++++ INPUT RECORDS ++++
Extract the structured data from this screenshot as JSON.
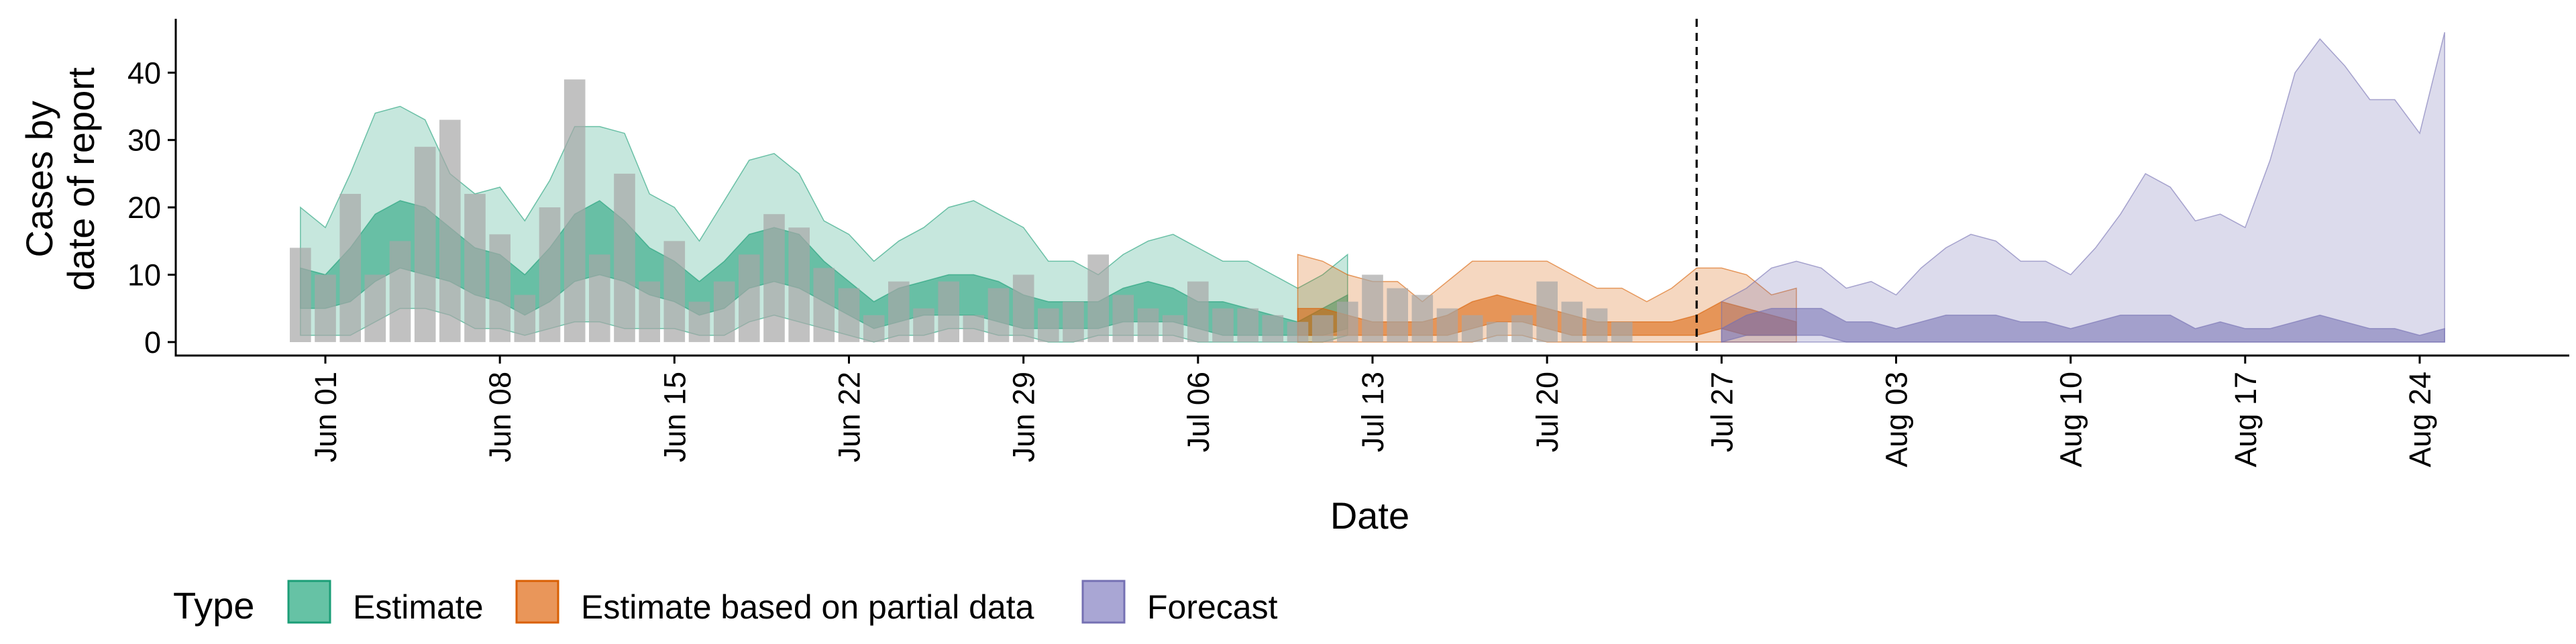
{
  "chart_data": {
    "type": "area",
    "xlabel": "Date",
    "ylabel_lines": [
      "Cases by",
      "date of report"
    ],
    "ylim": [
      -2,
      48
    ],
    "yticks": [
      0,
      10,
      20,
      30,
      40
    ],
    "x_domain": [
      "2020-05-26",
      "2020-08-30"
    ],
    "xticks": [
      {
        "date": "2020-06-01",
        "label": "Jun 01"
      },
      {
        "date": "2020-06-08",
        "label": "Jun 08"
      },
      {
        "date": "2020-06-15",
        "label": "Jun 15"
      },
      {
        "date": "2020-06-22",
        "label": "Jun 22"
      },
      {
        "date": "2020-06-29",
        "label": "Jun 29"
      },
      {
        "date": "2020-07-06",
        "label": "Jul 06"
      },
      {
        "date": "2020-07-13",
        "label": "Jul 13"
      },
      {
        "date": "2020-07-20",
        "label": "Jul 20"
      },
      {
        "date": "2020-07-27",
        "label": "Jul 27"
      },
      {
        "date": "2020-08-03",
        "label": "Aug 03"
      },
      {
        "date": "2020-08-10",
        "label": "Aug 10"
      },
      {
        "date": "2020-08-17",
        "label": "Aug 17"
      },
      {
        "date": "2020-08-24",
        "label": "Aug 24"
      }
    ],
    "vline_date": "2020-07-26",
    "legend": {
      "title": "Type",
      "position": "bottom",
      "items": [
        {
          "label": "Estimate",
          "fill": "#66c2a5",
          "stroke": "#1b9e77"
        },
        {
          "label": "Estimate based on partial data",
          "fill": "#e9965a",
          "stroke": "#d95f02"
        },
        {
          "label": "Forecast",
          "fill": "#a9a6d4",
          "stroke": "#7570b3"
        }
      ]
    },
    "colors": {
      "estimate": "#1b9e77",
      "partial": "#d95f02",
      "forecast": "#7570b3",
      "bars": "#a6a6a6"
    },
    "reported_cases": {
      "start_date": "2020-05-31",
      "values": [
        14,
        10,
        22,
        10,
        15,
        29,
        33,
        22,
        16,
        7,
        20,
        39,
        13,
        25,
        9,
        15,
        6,
        9,
        13,
        19,
        17,
        11,
        8,
        4,
        9,
        5,
        9,
        4,
        8,
        10,
        5,
        6,
        13,
        7,
        5,
        4,
        9,
        5,
        5,
        4,
        3,
        4,
        6,
        10,
        8,
        7,
        5,
        4,
        3,
        4,
        9,
        6,
        5,
        3
      ]
    },
    "series": [
      {
        "name": "Estimate",
        "start_date": "2020-05-31",
        "outer_upper": [
          20,
          17,
          25,
          34,
          35,
          33,
          25,
          22,
          23,
          18,
          24,
          32,
          32,
          31,
          22,
          20,
          15,
          21,
          27,
          28,
          25,
          18,
          16,
          12,
          15,
          17,
          20,
          21,
          19,
          17,
          12,
          12,
          10,
          13,
          15,
          16,
          14,
          12,
          12,
          10,
          8,
          10,
          13
        ],
        "outer_lower": [
          1,
          1,
          1,
          3,
          5,
          5,
          4,
          2,
          2,
          1,
          2,
          3,
          3,
          2,
          2,
          2,
          1,
          1,
          3,
          4,
          3,
          2,
          1,
          0,
          1,
          1,
          2,
          2,
          1,
          1,
          0,
          0,
          1,
          1,
          1,
          1,
          0,
          0,
          0,
          0,
          0,
          0,
          1
        ],
        "inner_upper": [
          11,
          10,
          14,
          19,
          21,
          20,
          17,
          14,
          13,
          10,
          14,
          19,
          21,
          18,
          14,
          12,
          9,
          12,
          16,
          17,
          16,
          12,
          9,
          6,
          8,
          9,
          10,
          10,
          9,
          7,
          6,
          6,
          6,
          8,
          9,
          8,
          6,
          6,
          5,
          4,
          3,
          5,
          7
        ],
        "inner_lower": [
          5,
          5,
          6,
          9,
          11,
          10,
          9,
          7,
          6,
          4,
          6,
          9,
          10,
          9,
          7,
          6,
          4,
          5,
          8,
          9,
          8,
          6,
          4,
          2,
          3,
          4,
          4,
          4,
          3,
          2,
          2,
          2,
          2,
          3,
          3,
          3,
          2,
          1,
          1,
          1,
          1,
          1,
          2
        ]
      },
      {
        "name": "Estimate based on partial data",
        "start_date": "2020-07-10",
        "outer_upper": [
          13,
          12,
          10,
          9,
          9,
          6,
          9,
          12,
          12,
          12,
          12,
          10,
          8,
          8,
          6,
          8,
          11,
          11,
          10,
          7,
          8
        ],
        "outer_lower": [
          0,
          0,
          0,
          0,
          0,
          0,
          0,
          0,
          1,
          1,
          0,
          0,
          0,
          0,
          0,
          0,
          0,
          0,
          0,
          0,
          0
        ],
        "inner_upper": [
          5,
          5,
          4,
          3,
          3,
          3,
          4,
          6,
          7,
          6,
          5,
          4,
          3,
          3,
          3,
          3,
          4,
          6,
          5,
          4,
          3
        ],
        "inner_lower": [
          1,
          1,
          1,
          1,
          1,
          1,
          1,
          2,
          3,
          3,
          2,
          1,
          1,
          1,
          1,
          1,
          1,
          2,
          1,
          1,
          1
        ]
      },
      {
        "name": "Forecast",
        "start_date": "2020-07-27",
        "outer_upper": [
          6,
          8,
          11,
          12,
          11,
          8,
          9,
          7,
          11,
          14,
          16,
          15,
          12,
          12,
          10,
          14,
          19,
          25,
          23,
          18,
          19,
          17,
          27,
          40,
          45,
          41,
          36,
          36,
          31,
          46
        ],
        "outer_lower": [
          0,
          0,
          0,
          0,
          0,
          0,
          0,
          0,
          0,
          0,
          0,
          0,
          0,
          0,
          0,
          0,
          0,
          0,
          0,
          0,
          0,
          0,
          0,
          0,
          0,
          0,
          0,
          0,
          0,
          0
        ],
        "inner_upper": [
          2,
          4,
          5,
          5,
          5,
          3,
          3,
          2,
          3,
          4,
          4,
          4,
          3,
          3,
          2,
          3,
          4,
          4,
          4,
          2,
          3,
          2,
          2,
          3,
          4,
          3,
          2,
          2,
          1,
          2
        ],
        "inner_lower": [
          0,
          1,
          1,
          1,
          1,
          0,
          0,
          0,
          0,
          0,
          0,
          0,
          0,
          0,
          0,
          0,
          0,
          0,
          0,
          0,
          0,
          0,
          0,
          0,
          0,
          0,
          0,
          0,
          0,
          0
        ]
      }
    ]
  }
}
++++
● DIRECTIONS FOR THIS TASK
Repeat all the data as it stands, dropping any images it holds.

● TASK ANSWER
Extract the structured data from this screenshot as JSON.
{
  "chart_data": {
    "type": "area",
    "xlabel": "Date",
    "ylabel_lines": [
      "Cases by",
      "date of report"
    ],
    "ylim": [
      -2,
      48
    ],
    "yticks": [
      0,
      10,
      20,
      30,
      40
    ],
    "x_domain": [
      "2020-05-26",
      "2020-08-30"
    ],
    "xticks": [
      {
        "date": "2020-06-01",
        "label": "Jun 01"
      },
      {
        "date": "2020-06-08",
        "label": "Jun 08"
      },
      {
        "date": "2020-06-15",
        "label": "Jun 15"
      },
      {
        "date": "2020-06-22",
        "label": "Jun 22"
      },
      {
        "date": "2020-06-29",
        "label": "Jun 29"
      },
      {
        "date": "2020-07-06",
        "label": "Jul 06"
      },
      {
        "date": "2020-07-13",
        "label": "Jul 13"
      },
      {
        "date": "2020-07-20",
        "label": "Jul 20"
      },
      {
        "date": "2020-07-27",
        "label": "Jul 27"
      },
      {
        "date": "2020-08-03",
        "label": "Aug 03"
      },
      {
        "date": "2020-08-10",
        "label": "Aug 10"
      },
      {
        "date": "2020-08-17",
        "label": "Aug 17"
      },
      {
        "date": "2020-08-24",
        "label": "Aug 24"
      }
    ],
    "vline_date": "2020-07-26",
    "legend": {
      "title": "Type",
      "position": "bottom",
      "items": [
        {
          "label": "Estimate",
          "fill": "#66c2a5",
          "stroke": "#1b9e77"
        },
        {
          "label": "Estimate based on partial data",
          "fill": "#e9965a",
          "stroke": "#d95f02"
        },
        {
          "label": "Forecast",
          "fill": "#a9a6d4",
          "stroke": "#7570b3"
        }
      ]
    },
    "colors": {
      "estimate": "#1b9e77",
      "partial": "#d95f02",
      "forecast": "#7570b3",
      "bars": "#a6a6a6"
    },
    "reported_cases": {
      "start_date": "2020-05-31",
      "values": [
        14,
        10,
        22,
        10,
        15,
        29,
        33,
        22,
        16,
        7,
        20,
        39,
        13,
        25,
        9,
        15,
        6,
        9,
        13,
        19,
        17,
        11,
        8,
        4,
        9,
        5,
        9,
        4,
        8,
        10,
        5,
        6,
        13,
        7,
        5,
        4,
        9,
        5,
        5,
        4,
        3,
        4,
        6,
        10,
        8,
        7,
        5,
        4,
        3,
        4,
        9,
        6,
        5,
        3
      ]
    },
    "series": [
      {
        "name": "Estimate",
        "start_date": "2020-05-31",
        "outer_upper": [
          20,
          17,
          25,
          34,
          35,
          33,
          25,
          22,
          23,
          18,
          24,
          32,
          32,
          31,
          22,
          20,
          15,
          21,
          27,
          28,
          25,
          18,
          16,
          12,
          15,
          17,
          20,
          21,
          19,
          17,
          12,
          12,
          10,
          13,
          15,
          16,
          14,
          12,
          12,
          10,
          8,
          10,
          13
        ],
        "outer_lower": [
          1,
          1,
          1,
          3,
          5,
          5,
          4,
          2,
          2,
          1,
          2,
          3,
          3,
          2,
          2,
          2,
          1,
          1,
          3,
          4,
          3,
          2,
          1,
          0,
          1,
          1,
          2,
          2,
          1,
          1,
          0,
          0,
          1,
          1,
          1,
          1,
          0,
          0,
          0,
          0,
          0,
          0,
          1
        ],
        "inner_upper": [
          11,
          10,
          14,
          19,
          21,
          20,
          17,
          14,
          13,
          10,
          14,
          19,
          21,
          18,
          14,
          12,
          9,
          12,
          16,
          17,
          16,
          12,
          9,
          6,
          8,
          9,
          10,
          10,
          9,
          7,
          6,
          6,
          6,
          8,
          9,
          8,
          6,
          6,
          5,
          4,
          3,
          5,
          7
        ],
        "inner_lower": [
          5,
          5,
          6,
          9,
          11,
          10,
          9,
          7,
          6,
          4,
          6,
          9,
          10,
          9,
          7,
          6,
          4,
          5,
          8,
          9,
          8,
          6,
          4,
          2,
          3,
          4,
          4,
          4,
          3,
          2,
          2,
          2,
          2,
          3,
          3,
          3,
          2,
          1,
          1,
          1,
          1,
          1,
          2
        ]
      },
      {
        "name": "Estimate based on partial data",
        "start_date": "2020-07-10",
        "outer_upper": [
          13,
          12,
          10,
          9,
          9,
          6,
          9,
          12,
          12,
          12,
          12,
          10,
          8,
          8,
          6,
          8,
          11,
          11,
          10,
          7,
          8
        ],
        "outer_lower": [
          0,
          0,
          0,
          0,
          0,
          0,
          0,
          0,
          1,
          1,
          0,
          0,
          0,
          0,
          0,
          0,
          0,
          0,
          0,
          0,
          0
        ],
        "inner_upper": [
          5,
          5,
          4,
          3,
          3,
          3,
          4,
          6,
          7,
          6,
          5,
          4,
          3,
          3,
          3,
          3,
          4,
          6,
          5,
          4,
          3
        ],
        "inner_lower": [
          1,
          1,
          1,
          1,
          1,
          1,
          1,
          2,
          3,
          3,
          2,
          1,
          1,
          1,
          1,
          1,
          1,
          2,
          1,
          1,
          1
        ]
      },
      {
        "name": "Forecast",
        "start_date": "2020-07-27",
        "outer_upper": [
          6,
          8,
          11,
          12,
          11,
          8,
          9,
          7,
          11,
          14,
          16,
          15,
          12,
          12,
          10,
          14,
          19,
          25,
          23,
          18,
          19,
          17,
          27,
          40,
          45,
          41,
          36,
          36,
          31,
          46
        ],
        "outer_lower": [
          0,
          0,
          0,
          0,
          0,
          0,
          0,
          0,
          0,
          0,
          0,
          0,
          0,
          0,
          0,
          0,
          0,
          0,
          0,
          0,
          0,
          0,
          0,
          0,
          0,
          0,
          0,
          0,
          0,
          0
        ],
        "inner_upper": [
          2,
          4,
          5,
          5,
          5,
          3,
          3,
          2,
          3,
          4,
          4,
          4,
          3,
          3,
          2,
          3,
          4,
          4,
          4,
          2,
          3,
          2,
          2,
          3,
          4,
          3,
          2,
          2,
          1,
          2
        ],
        "inner_lower": [
          0,
          1,
          1,
          1,
          1,
          0,
          0,
          0,
          0,
          0,
          0,
          0,
          0,
          0,
          0,
          0,
          0,
          0,
          0,
          0,
          0,
          0,
          0,
          0,
          0,
          0,
          0,
          0,
          0,
          0
        ]
      }
    ]
  }
}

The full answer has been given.